_The task:_ Please restate the following records word for word.

(Extracted records)
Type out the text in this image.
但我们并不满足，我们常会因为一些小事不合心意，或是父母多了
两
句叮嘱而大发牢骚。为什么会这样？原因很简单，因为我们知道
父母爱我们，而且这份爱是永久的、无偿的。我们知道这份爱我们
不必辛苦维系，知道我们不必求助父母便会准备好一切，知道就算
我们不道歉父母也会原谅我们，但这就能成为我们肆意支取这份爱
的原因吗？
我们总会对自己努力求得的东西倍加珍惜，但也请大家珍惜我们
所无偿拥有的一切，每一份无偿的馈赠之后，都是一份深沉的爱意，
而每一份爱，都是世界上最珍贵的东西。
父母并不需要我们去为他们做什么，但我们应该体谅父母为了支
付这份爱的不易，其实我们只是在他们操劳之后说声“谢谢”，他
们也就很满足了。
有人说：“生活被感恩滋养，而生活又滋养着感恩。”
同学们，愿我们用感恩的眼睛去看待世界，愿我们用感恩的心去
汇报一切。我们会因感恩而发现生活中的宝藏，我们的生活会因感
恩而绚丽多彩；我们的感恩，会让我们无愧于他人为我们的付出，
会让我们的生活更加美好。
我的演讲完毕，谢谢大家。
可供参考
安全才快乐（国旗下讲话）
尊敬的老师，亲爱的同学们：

_Full output:_
Type out the text in this image.
但我们并不满足，我们常会因为一些小事不合心意，或是父母多了
两
句叮嘱而大发牢骚。为什么会这样？原因很简单，因为我们知道
父母爱我们，而且这份爱是永久的、无偿的。我们知道这份爱我们
不必辛苦维系，知道我们不必求助父母便会准备好一切，知道就算
我们不道歉父母也会原谅我们，但这就能成为我们肆意支取这份爱
的原因吗？
我们总会对自己努力求得的东西倍加珍惜，但也请大家珍惜我们
所无偿拥有的一切，每一份无偿的馈赠之后，都是一份深沉的爱意，
而每一份爱，都是世界上最珍贵的东西。
父母并不需要我们去为他们做什么，但我们应该体谅父母为了支
付这份爱的不易，其实我们只是在他们操劳之后说声“谢谢”，他
们也就很满足了。
有人说：“生活被感恩滋养，而生活又滋养着感恩。”
同学们，愿我们用感恩的眼睛去看待世界，愿我们用感恩的心去
汇报一切。我们会因感恩而发现生活中的宝藏，我们的生活会因感
恩而绚丽多彩；我们的感恩，会让我们无愧于他人为我们的付出，
会让我们的生活更加美好。
我的演讲完毕，谢谢大家。
可供参考
安全才快乐（国旗下讲话）
尊敬的老师，亲爱的同学们：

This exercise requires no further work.